Start of RECORDS FOR THIS EXERCISE

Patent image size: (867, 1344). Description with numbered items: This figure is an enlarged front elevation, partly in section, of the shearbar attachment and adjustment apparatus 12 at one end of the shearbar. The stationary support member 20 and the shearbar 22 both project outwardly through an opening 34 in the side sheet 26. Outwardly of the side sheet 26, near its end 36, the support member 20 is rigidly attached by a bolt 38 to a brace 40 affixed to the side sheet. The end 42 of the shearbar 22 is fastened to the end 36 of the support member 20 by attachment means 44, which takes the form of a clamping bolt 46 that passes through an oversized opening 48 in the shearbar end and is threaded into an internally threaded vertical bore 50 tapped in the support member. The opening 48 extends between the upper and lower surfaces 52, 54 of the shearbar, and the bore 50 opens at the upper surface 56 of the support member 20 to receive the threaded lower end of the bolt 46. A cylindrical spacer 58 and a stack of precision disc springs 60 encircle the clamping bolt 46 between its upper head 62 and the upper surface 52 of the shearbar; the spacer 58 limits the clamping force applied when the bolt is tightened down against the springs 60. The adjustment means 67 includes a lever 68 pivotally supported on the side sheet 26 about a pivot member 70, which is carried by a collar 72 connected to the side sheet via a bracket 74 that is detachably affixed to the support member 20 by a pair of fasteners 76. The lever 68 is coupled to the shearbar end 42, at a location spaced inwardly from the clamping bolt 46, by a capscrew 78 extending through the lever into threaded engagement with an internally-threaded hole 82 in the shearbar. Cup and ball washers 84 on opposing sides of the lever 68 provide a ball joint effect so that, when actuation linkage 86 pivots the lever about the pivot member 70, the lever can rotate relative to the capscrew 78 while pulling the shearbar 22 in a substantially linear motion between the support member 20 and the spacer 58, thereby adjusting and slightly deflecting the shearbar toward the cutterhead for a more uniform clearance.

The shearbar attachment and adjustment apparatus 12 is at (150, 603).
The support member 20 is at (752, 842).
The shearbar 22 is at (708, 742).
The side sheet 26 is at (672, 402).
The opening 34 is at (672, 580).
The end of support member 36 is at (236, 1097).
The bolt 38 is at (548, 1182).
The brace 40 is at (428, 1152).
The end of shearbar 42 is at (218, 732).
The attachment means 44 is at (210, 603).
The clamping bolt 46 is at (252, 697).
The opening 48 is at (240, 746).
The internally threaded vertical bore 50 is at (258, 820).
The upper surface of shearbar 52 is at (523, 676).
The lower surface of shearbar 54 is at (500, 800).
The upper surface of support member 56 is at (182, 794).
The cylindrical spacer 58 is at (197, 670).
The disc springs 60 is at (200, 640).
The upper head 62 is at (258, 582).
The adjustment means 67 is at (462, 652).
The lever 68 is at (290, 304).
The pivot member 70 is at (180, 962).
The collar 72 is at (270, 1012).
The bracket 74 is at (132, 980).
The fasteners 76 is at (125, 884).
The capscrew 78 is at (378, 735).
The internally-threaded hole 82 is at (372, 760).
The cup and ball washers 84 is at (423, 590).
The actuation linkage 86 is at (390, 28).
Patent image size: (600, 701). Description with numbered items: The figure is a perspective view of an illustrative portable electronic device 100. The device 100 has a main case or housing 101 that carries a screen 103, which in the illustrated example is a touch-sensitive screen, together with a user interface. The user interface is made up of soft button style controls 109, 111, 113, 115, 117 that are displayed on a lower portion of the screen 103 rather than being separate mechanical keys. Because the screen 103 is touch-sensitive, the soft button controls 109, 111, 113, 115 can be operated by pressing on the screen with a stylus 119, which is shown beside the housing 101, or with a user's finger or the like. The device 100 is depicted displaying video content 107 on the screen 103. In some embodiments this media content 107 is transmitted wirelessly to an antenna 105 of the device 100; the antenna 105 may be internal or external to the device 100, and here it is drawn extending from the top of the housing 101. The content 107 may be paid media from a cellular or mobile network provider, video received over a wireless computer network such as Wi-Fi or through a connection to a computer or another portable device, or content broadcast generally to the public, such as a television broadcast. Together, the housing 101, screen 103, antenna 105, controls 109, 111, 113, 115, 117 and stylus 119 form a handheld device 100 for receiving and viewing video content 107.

End of RECORDS FOR THIS EXERCISE
Start of RECORDS FOR THIS EXERCISE

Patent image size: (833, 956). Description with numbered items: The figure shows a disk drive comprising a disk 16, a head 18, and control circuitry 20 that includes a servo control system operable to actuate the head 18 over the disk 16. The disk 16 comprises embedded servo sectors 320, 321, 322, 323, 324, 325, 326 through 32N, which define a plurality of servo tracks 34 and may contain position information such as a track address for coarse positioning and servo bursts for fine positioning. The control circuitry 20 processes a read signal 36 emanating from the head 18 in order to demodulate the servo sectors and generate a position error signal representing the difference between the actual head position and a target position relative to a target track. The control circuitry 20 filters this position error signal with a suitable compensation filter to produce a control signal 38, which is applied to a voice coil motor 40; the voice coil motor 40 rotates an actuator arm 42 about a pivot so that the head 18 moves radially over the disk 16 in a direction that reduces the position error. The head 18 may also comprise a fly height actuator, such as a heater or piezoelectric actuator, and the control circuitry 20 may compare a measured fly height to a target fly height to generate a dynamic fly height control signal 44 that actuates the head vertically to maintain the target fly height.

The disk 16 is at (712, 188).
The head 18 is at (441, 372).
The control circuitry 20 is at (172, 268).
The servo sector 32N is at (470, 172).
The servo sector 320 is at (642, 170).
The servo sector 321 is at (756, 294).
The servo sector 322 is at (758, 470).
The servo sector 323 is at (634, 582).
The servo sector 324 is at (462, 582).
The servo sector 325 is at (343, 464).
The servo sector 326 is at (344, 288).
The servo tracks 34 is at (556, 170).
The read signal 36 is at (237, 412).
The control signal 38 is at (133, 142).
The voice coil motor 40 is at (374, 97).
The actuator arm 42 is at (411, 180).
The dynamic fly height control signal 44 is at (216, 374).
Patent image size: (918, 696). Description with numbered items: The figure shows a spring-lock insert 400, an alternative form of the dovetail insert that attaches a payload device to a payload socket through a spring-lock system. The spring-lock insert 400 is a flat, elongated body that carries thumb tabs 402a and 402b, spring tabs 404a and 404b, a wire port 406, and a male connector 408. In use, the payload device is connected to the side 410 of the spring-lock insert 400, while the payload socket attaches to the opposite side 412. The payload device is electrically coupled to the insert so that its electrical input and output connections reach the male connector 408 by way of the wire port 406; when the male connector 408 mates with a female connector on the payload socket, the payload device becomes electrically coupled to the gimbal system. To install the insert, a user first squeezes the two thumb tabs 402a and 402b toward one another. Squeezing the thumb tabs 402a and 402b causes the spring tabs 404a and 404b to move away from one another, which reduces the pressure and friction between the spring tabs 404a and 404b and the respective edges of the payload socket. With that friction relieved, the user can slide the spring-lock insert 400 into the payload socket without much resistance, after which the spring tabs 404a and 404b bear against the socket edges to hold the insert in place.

End of RECORDS FOR THIS EXERCISE

[TASK DETAILS] Could you express every non-blank line from the one containing "Patent image size: (833, 956)." down to the one containing "The disk 16 is at (712, 188).", inclusive, as a JSON list of strings with one string per line?

[EXERCISE RESULT]
[
  "Patent image size: (833, 956). Description with numbered items: The figure shows a disk drive comprising a disk 16, a head 18, and control circuitry 20 that includes a servo control system operable to actuate the head 18 over the disk 16. The disk 16 comprises embedded servo sectors 320, 321, 322, 323, 324, 325, 326 through 32N, which define a plurality of servo tracks 34 and may contain position information such as a track address for coarse positioning and servo bursts for fine positioning. The control circuitry 20 processes a read signal 36 emanating from the head 18 in order to demodulate the servo sectors and generate a position error signal representing the difference between the actual head position and a target position relative to a target track. The control circuitry 20 filters this position error signal with a suitable compensation filter to produce a control signal 38, which is applied to a voice coil motor 40; the voice coil motor 40 rotates an actuator arm 42 about a pivot so that the head 18 moves radially over the disk 16 in a direction that reduces the position error. The head 18 may also comprise a fly height actuator, such as a heater or piezoelectric actuator, and the control circuitry 20 may compare a measured fly height to a target fly height to generate a dynamic fly height control signal 44 that actuates the head vertically to maintain the target fly height.",
  "The disk 16 is at (712, 188)."
]